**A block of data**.
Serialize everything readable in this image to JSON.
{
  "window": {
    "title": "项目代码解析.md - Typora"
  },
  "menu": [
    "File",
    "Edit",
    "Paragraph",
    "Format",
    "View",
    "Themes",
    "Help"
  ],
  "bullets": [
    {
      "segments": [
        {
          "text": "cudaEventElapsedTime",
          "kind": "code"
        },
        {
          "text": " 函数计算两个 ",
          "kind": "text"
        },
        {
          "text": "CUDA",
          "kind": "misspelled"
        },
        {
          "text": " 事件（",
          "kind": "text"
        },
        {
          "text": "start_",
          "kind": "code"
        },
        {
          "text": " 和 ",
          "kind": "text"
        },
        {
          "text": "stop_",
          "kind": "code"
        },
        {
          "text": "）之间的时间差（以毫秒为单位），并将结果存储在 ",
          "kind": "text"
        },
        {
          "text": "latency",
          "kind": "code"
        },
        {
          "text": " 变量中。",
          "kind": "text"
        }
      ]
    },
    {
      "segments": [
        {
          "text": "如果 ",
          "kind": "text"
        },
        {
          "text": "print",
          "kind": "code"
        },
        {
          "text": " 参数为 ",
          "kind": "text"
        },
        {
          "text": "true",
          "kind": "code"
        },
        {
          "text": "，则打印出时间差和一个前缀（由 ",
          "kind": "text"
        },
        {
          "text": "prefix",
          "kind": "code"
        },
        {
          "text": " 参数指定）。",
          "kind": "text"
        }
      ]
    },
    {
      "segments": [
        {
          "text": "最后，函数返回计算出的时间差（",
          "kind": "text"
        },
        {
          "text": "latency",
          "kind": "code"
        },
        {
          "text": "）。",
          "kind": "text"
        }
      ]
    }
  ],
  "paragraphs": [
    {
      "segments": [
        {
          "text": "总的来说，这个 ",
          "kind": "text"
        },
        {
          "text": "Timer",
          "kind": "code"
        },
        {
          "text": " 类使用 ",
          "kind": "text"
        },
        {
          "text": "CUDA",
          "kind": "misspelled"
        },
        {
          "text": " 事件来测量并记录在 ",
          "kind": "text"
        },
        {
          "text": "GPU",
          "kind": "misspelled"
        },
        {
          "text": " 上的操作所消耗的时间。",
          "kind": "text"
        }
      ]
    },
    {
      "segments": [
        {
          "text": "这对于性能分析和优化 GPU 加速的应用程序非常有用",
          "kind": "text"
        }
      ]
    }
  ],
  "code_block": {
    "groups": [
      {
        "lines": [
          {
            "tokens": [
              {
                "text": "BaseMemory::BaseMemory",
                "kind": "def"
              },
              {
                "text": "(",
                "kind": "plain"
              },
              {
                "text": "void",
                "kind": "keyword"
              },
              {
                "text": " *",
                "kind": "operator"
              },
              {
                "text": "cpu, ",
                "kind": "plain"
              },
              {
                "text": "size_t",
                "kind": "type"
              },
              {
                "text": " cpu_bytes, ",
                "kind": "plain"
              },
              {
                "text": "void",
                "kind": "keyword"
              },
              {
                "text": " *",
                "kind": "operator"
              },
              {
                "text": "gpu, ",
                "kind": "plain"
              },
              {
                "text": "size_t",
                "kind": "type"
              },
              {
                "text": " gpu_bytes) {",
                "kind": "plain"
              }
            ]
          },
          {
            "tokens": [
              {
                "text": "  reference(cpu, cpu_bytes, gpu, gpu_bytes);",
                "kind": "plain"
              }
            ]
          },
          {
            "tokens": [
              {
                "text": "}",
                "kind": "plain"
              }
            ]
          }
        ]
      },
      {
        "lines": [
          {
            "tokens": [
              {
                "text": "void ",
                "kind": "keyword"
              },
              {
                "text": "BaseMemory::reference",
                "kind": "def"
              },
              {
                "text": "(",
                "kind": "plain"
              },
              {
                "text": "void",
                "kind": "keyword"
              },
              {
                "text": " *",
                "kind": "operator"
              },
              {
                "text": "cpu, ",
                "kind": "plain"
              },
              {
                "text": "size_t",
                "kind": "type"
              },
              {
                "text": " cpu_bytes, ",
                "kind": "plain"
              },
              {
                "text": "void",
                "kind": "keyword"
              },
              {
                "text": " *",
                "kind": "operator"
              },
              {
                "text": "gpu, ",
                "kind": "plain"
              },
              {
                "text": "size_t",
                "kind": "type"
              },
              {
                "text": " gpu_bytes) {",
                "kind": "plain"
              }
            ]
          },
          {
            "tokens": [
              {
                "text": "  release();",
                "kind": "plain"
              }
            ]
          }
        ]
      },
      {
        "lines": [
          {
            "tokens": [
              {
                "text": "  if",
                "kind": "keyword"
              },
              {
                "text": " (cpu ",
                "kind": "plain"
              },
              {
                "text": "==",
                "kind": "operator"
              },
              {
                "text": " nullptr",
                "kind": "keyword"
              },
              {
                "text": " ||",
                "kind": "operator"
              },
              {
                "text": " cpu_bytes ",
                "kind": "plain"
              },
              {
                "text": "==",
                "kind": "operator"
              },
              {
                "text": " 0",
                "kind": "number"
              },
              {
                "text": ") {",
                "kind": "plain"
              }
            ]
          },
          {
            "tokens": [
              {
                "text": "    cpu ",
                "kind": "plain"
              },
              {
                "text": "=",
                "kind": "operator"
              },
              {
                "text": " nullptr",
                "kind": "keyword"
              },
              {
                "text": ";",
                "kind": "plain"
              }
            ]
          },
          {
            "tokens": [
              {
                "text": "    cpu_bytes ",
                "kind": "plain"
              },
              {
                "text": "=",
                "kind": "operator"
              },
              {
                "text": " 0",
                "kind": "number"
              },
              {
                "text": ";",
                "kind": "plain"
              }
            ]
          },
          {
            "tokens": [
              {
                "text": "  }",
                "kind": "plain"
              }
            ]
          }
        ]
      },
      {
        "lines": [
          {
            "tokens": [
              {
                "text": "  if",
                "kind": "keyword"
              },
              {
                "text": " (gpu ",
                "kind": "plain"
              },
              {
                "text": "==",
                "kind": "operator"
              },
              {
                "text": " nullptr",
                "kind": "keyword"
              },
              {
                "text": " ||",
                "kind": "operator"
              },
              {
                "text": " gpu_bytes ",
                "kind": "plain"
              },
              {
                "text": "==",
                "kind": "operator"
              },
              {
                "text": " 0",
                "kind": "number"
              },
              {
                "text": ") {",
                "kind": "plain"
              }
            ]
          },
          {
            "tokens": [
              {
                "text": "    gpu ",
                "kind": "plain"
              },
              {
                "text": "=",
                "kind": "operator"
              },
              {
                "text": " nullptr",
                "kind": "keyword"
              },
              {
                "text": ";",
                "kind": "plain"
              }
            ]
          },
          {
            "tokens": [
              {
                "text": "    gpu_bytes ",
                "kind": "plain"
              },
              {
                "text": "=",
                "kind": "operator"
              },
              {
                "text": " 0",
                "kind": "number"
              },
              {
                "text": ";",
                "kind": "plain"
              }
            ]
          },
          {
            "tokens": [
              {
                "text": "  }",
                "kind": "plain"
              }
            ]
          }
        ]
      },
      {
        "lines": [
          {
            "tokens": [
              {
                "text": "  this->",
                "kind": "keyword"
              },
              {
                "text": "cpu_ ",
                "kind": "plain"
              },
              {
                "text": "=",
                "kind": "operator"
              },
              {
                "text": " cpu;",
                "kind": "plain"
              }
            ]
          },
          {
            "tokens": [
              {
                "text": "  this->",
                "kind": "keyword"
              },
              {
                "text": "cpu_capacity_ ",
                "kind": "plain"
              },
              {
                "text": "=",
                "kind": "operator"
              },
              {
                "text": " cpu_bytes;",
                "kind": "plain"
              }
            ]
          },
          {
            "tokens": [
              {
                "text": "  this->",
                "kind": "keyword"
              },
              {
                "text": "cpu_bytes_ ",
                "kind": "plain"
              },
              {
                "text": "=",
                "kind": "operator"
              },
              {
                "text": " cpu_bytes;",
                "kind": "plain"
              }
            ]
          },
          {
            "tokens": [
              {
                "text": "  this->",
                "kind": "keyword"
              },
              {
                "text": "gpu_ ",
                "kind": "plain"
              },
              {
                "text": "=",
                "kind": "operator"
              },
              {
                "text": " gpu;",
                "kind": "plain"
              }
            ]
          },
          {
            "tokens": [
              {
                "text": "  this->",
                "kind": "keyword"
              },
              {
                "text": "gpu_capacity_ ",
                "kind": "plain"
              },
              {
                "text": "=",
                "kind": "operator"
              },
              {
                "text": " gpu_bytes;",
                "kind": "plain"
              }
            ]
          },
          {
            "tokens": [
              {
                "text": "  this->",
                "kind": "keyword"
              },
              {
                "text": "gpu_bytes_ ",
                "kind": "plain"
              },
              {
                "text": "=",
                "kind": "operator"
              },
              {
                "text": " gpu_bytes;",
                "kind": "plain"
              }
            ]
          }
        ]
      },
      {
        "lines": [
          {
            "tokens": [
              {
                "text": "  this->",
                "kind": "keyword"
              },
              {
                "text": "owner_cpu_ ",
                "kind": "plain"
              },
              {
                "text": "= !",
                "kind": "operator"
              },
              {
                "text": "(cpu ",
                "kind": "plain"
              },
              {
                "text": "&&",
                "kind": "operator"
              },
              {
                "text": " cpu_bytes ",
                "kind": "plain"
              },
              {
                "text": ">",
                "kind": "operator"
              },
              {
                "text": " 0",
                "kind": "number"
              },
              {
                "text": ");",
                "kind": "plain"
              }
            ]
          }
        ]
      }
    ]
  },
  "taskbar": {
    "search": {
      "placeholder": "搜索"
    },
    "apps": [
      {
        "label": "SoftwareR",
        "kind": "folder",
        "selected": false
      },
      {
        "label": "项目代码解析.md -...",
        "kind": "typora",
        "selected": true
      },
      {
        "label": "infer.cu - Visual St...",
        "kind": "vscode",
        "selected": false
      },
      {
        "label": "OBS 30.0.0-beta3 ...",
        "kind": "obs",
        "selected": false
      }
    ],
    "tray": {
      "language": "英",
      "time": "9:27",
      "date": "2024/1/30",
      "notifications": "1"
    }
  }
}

**Exercise brief**. Filter the records above for "项目代码解析" and copy every matching line.

**Finished answer**.
    "title": "项目代码解析.md - Typora"
        "label": "项目代码解析.md -...",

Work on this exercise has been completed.